● **Problem description**:
Check every line of the data below for the string "icon", and copy the ones that hold it.

start Provided entries

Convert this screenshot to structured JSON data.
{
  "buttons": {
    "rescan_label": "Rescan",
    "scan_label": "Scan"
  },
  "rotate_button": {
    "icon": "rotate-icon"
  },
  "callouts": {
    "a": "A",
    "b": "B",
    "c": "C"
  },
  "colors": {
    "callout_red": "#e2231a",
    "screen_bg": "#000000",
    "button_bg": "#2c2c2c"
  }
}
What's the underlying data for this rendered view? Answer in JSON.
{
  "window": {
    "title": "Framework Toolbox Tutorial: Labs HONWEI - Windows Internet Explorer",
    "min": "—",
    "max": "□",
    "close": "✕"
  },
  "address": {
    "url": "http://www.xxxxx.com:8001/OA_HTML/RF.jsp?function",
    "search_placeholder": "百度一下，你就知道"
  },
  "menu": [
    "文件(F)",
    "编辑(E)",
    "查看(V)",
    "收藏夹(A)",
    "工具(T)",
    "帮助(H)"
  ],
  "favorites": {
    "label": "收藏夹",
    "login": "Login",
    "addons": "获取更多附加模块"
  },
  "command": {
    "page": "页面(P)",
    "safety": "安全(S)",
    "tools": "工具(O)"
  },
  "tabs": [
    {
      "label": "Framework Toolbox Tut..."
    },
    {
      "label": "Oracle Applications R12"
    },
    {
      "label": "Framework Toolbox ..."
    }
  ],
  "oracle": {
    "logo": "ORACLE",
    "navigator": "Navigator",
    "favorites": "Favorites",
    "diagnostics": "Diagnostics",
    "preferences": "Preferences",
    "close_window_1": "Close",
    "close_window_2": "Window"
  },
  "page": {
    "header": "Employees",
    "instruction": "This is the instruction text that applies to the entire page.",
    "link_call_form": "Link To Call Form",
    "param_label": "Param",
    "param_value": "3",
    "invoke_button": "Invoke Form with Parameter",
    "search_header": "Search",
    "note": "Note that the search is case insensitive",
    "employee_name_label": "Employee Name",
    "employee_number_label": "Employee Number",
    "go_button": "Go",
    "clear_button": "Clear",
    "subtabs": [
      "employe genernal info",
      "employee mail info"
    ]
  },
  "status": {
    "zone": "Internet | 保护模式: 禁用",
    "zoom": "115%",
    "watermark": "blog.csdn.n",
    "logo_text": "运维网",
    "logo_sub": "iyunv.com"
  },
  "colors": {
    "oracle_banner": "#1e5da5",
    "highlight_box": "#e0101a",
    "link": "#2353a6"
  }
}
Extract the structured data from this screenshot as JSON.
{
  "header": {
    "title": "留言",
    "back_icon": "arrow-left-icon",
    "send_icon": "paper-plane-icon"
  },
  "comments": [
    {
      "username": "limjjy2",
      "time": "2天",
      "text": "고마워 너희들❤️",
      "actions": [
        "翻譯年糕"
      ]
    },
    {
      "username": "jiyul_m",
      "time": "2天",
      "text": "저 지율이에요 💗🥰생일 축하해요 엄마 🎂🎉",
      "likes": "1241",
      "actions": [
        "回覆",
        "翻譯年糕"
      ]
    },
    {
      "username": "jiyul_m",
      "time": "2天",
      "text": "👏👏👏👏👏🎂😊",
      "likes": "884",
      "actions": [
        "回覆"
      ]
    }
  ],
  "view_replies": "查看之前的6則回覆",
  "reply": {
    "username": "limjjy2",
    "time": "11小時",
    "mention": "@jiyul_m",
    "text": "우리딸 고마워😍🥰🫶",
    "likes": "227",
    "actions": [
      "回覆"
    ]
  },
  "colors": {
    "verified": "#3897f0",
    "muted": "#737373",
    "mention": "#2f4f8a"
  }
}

end Provided entries

● **The completed task**:
    "icon": "rotate-icon"
    "back_icon": "arrow-left-icon",
    "send_icon": "paper-plane-icon"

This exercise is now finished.